▶ INSTRUCTIONS FOR THE TASK:
Determine how many lines hold "name" and give only that number.

▶ DATA RECORDS:
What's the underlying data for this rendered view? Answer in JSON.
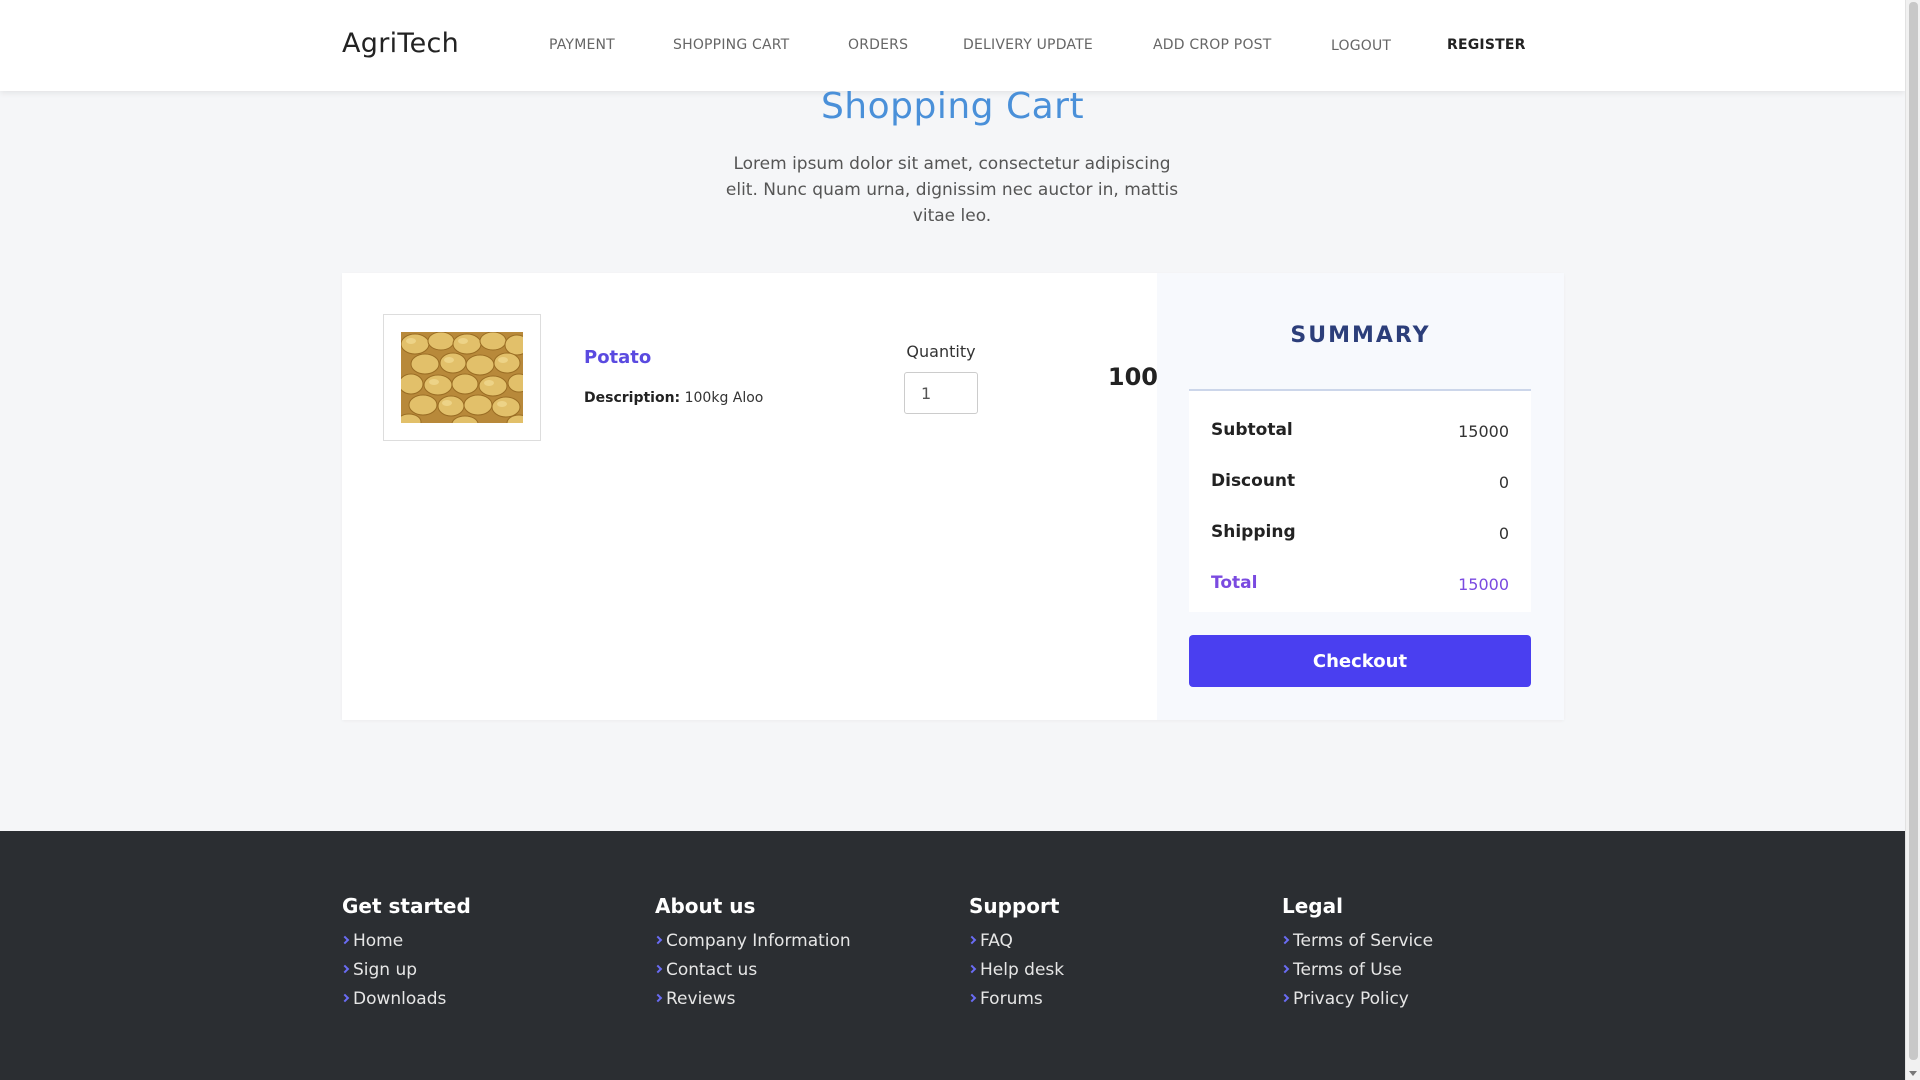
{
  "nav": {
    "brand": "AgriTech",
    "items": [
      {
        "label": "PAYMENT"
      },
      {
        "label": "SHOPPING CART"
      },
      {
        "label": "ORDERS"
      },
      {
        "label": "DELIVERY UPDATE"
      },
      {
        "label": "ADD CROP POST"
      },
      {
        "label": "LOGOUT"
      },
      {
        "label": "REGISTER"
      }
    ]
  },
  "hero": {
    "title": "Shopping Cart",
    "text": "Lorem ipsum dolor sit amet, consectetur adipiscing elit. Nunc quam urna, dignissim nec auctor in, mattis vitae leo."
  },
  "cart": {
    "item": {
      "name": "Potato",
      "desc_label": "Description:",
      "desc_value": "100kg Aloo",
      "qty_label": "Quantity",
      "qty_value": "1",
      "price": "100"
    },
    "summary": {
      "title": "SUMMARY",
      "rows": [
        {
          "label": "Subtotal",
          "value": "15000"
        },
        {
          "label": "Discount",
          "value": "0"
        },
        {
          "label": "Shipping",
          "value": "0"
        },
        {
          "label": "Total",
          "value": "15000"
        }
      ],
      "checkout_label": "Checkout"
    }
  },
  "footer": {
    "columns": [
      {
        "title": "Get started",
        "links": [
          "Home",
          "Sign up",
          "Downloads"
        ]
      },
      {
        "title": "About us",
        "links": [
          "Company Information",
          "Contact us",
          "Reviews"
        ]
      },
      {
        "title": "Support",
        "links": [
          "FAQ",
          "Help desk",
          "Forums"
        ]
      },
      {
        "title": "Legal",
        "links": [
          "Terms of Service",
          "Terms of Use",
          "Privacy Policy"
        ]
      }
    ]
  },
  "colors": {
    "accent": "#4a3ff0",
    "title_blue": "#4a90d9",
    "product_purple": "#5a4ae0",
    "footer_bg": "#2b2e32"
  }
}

---

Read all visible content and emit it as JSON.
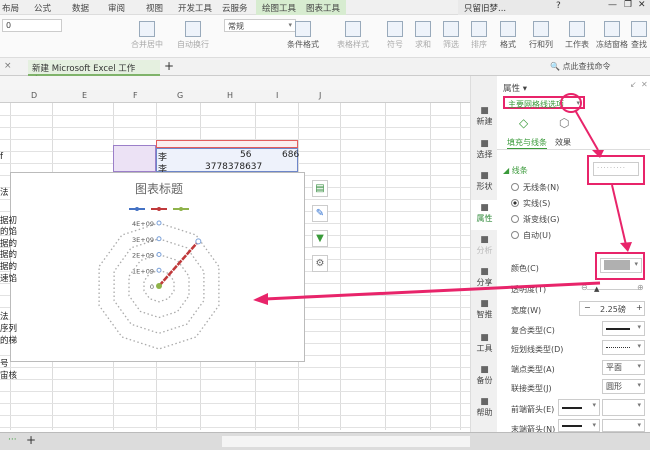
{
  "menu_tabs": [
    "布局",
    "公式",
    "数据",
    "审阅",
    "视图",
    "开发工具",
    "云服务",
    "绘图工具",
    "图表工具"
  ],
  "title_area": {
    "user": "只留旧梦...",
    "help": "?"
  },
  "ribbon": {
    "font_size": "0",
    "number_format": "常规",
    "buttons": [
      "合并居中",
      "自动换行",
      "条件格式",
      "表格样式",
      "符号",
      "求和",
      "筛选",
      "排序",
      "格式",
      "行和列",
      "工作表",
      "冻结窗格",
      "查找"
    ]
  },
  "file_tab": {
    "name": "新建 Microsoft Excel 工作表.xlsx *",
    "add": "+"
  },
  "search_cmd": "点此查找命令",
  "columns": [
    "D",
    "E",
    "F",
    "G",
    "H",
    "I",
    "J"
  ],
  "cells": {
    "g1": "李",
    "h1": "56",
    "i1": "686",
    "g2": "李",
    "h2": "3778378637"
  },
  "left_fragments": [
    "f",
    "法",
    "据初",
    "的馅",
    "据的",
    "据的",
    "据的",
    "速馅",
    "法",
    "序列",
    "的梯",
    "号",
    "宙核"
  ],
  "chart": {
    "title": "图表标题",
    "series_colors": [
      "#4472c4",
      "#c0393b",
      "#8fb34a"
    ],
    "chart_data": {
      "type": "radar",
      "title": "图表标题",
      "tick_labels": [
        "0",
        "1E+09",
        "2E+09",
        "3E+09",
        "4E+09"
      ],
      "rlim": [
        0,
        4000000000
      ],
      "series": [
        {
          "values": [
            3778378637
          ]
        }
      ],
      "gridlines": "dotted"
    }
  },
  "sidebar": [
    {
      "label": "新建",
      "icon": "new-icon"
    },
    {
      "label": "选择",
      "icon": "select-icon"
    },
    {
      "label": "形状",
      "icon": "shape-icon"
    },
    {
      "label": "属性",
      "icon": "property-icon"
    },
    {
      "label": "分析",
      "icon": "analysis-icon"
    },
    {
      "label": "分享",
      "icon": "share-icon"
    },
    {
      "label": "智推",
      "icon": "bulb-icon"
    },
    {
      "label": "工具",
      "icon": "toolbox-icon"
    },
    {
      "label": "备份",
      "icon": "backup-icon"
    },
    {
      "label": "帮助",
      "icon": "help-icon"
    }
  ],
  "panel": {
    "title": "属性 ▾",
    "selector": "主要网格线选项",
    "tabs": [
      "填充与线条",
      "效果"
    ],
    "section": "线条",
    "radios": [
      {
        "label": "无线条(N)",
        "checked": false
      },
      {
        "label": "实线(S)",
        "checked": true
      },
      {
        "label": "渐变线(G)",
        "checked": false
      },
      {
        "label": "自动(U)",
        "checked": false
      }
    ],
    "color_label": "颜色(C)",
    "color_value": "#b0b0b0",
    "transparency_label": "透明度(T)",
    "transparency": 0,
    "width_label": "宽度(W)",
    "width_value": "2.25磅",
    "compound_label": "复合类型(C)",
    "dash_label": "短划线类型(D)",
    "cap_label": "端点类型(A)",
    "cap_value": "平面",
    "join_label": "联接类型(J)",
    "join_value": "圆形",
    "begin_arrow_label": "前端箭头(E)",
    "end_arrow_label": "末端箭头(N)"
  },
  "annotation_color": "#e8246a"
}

▶ TASK RESPONSE:
2